TEXTE SÉLECTIONNÉ.
= = = = = = =

In [7]:
import torch
from torch.utils.data import Dataset
from torch.utils.data.dataloader import DataLoader

In [19]:
#ici,
#token = char
#seq = mot

class CharDataset(Dataset):

    def __init__(self, words, chars, max_word_length):
        #words = ['perols', 'palavas', ...]
        #chars = ['a', 'b', 'c', 'd', 'e', 'f', 'g'
        
        #stoi : char vers int
        #itos : int vers char
        
        self.words = words
        self.chars = chars
        self.max_word_length = max_word_length
        self.stoi = {ch:i+1 for i,ch in enumerate(chars)}
        self.itos = {i:s for s,i in self.stoi.items()} # inverse mapping

    #nb de séquences (ie mots)
    def __len__(self):
        return len(self.words)

    # test si contient une certaine séquence (ie mot)
    def contains(self, word):
        return word in self.words

    def get_vocab_size(self):
        return len(self.chars) + 1 # all the possible characters and special 0 token

    def get_output_length(self):
        return self.max_word_length + 1 # <START> token followed by words

    def encode(self, word):
        ix = torch.tensor([self.stoi[w] for w in word], dtype=torch.long)
        return ix

    def decode(self, ix):
        word = ''.join(self.itos[i] for i in ix)
        return word

    def __getitem__(self, idx):
        word = self.words[idx]
        ix = self.encode(word)
        x = torch.zeros(self.max_word_length + 1, dtype=torch.long)
        y = torch.zeros(self.max_word_length + 1, dtype=torch.long)
        x[1:1+len(ix)] = ix
        y[:len(ix)] = ix
        y[len(ix)+1:] = -1 # index -1 will mask the loss at the inactive locations
        return x, y

In [9]:
with open("villes.txt", 'r') as f:
        data = f.read()

In [10]:
words = data.splitlines()
words = [w.strip() for w in words] # get rid of any leading or trailing white space
words = [w for w in words if w] # get rid of any empty strings
chars = sorted(list(set(''.join(words)))) # all the possible characters
max_word_length = max(len(w) for w in words)

print(f"number of examples in the dataset: {len(words)}")
print(f"max word length: {max_word_length}")
print(f"number of unique characters in the vocabulary: {len(chars)}")
print("vocabulary:")
print(''.join(chars))

= = = = = = =

EXTRAITS DE DONNÉES.
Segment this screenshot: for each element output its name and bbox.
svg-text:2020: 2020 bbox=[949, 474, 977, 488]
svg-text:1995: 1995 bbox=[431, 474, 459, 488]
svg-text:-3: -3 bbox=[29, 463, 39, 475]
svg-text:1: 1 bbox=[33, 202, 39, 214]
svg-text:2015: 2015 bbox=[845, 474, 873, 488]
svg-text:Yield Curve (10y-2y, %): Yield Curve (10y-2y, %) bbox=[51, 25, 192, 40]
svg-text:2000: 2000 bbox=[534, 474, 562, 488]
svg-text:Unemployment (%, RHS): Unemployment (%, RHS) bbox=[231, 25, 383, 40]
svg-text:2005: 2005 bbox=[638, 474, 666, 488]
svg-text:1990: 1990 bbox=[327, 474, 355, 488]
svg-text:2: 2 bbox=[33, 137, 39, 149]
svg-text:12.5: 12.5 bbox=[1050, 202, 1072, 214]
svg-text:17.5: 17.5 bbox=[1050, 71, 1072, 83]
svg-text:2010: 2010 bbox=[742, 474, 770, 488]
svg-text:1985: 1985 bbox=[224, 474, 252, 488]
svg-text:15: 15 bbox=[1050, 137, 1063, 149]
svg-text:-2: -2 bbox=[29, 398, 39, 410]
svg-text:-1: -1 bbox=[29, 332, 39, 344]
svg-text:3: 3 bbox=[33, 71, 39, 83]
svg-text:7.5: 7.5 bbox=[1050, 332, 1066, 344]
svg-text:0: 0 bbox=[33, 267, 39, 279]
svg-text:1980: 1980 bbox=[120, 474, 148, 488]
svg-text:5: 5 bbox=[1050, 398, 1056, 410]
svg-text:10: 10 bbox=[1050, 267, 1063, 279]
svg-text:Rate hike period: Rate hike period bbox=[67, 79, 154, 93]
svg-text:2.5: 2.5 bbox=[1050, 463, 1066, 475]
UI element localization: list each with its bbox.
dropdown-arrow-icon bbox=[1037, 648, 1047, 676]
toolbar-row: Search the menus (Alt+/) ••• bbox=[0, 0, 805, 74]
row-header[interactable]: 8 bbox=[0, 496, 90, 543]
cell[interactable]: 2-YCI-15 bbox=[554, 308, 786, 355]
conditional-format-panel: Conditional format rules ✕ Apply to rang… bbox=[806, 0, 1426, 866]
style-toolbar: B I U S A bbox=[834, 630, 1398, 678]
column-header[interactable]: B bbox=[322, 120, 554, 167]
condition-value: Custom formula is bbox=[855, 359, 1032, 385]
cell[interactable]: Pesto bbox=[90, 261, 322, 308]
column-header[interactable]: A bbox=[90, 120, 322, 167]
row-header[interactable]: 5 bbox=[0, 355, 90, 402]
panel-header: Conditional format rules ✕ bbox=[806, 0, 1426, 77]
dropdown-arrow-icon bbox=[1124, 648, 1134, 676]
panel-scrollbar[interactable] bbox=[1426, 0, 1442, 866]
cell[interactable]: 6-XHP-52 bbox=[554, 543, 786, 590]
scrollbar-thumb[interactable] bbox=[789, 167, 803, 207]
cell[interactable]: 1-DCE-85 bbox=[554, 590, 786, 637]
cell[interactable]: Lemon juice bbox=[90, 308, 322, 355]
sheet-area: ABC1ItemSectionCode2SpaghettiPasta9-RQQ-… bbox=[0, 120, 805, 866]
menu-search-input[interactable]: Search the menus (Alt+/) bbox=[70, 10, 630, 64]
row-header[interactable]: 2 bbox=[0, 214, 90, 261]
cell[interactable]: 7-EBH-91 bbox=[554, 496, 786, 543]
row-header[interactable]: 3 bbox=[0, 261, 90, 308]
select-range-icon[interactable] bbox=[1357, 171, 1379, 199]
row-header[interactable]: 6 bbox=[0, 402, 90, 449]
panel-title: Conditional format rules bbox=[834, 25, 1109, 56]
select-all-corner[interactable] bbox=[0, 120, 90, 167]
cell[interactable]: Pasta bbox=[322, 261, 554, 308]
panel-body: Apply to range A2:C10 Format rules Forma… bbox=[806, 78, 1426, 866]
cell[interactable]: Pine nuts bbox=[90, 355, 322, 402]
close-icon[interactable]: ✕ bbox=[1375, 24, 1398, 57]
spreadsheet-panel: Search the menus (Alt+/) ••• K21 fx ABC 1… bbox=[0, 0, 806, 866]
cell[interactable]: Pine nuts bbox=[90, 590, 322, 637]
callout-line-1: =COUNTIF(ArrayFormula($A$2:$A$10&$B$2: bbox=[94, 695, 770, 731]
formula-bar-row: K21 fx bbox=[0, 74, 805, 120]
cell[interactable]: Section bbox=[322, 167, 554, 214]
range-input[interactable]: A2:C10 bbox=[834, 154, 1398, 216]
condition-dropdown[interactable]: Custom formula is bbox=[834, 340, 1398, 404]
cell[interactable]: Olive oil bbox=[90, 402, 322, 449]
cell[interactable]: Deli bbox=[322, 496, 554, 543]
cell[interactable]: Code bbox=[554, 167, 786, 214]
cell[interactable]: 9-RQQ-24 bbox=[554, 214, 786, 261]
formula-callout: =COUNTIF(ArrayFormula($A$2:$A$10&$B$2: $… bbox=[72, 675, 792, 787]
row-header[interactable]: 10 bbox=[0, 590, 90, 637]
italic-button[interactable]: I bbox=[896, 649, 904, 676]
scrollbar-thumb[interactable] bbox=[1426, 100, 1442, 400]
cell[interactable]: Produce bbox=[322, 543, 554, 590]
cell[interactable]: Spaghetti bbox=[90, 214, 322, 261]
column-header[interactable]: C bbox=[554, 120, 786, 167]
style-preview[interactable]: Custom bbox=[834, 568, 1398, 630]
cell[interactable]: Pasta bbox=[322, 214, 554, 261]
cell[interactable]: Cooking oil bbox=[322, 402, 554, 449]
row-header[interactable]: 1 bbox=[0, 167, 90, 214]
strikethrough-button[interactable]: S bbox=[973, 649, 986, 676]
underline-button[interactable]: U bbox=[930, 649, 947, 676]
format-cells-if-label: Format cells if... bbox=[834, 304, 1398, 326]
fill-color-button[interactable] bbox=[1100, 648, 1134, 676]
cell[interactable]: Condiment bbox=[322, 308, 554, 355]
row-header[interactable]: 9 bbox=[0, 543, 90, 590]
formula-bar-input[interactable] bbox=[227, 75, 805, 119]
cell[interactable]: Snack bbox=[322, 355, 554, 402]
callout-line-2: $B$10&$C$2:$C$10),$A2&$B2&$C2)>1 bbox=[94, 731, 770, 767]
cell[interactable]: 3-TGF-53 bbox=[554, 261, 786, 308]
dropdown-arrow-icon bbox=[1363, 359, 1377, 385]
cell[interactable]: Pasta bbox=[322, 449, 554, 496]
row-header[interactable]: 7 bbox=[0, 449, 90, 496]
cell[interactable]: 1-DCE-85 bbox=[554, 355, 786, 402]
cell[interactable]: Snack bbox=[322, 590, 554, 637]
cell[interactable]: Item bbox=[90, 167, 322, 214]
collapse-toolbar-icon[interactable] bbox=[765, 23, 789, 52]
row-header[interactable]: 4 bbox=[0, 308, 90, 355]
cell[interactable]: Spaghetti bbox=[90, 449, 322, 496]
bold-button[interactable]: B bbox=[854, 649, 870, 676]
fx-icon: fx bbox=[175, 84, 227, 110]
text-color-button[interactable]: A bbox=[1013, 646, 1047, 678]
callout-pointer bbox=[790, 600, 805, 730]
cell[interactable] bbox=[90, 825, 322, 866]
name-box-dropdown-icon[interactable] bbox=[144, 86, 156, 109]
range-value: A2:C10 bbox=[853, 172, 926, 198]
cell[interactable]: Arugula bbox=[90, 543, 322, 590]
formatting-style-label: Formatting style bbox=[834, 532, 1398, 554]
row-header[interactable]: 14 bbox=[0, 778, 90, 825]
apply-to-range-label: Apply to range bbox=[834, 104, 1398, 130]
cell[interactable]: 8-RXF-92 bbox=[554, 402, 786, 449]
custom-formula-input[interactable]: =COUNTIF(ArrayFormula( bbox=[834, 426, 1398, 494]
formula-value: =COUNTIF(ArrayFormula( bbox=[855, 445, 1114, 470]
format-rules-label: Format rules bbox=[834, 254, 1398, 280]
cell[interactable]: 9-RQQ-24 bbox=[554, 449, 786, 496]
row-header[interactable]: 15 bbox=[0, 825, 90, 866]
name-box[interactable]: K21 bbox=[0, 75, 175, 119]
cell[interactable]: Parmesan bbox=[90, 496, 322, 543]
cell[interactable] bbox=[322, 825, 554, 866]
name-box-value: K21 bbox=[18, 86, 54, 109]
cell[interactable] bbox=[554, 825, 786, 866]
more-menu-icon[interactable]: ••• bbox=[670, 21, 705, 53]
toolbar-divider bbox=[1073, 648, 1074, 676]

= = = = = = =

CONSIGNE.
Recopiez à l'identique le passage du texte sélectionné qui va de « x[1:1+len(ix)] = ix » jusqu'à « words = data.splitlines() » inclus.

RÉPONSE FINALE.
x[1:1+len(ix)] = ix
        y[:len(ix)] = ix
        y[len(ix)+1:] = -1 # index -1 will mask the loss at the inactive locations
        return x, y

In [9]:
with open("villes.txt", 'r') as f:
        data = f.read()

In [10]:
words = data.splitlines()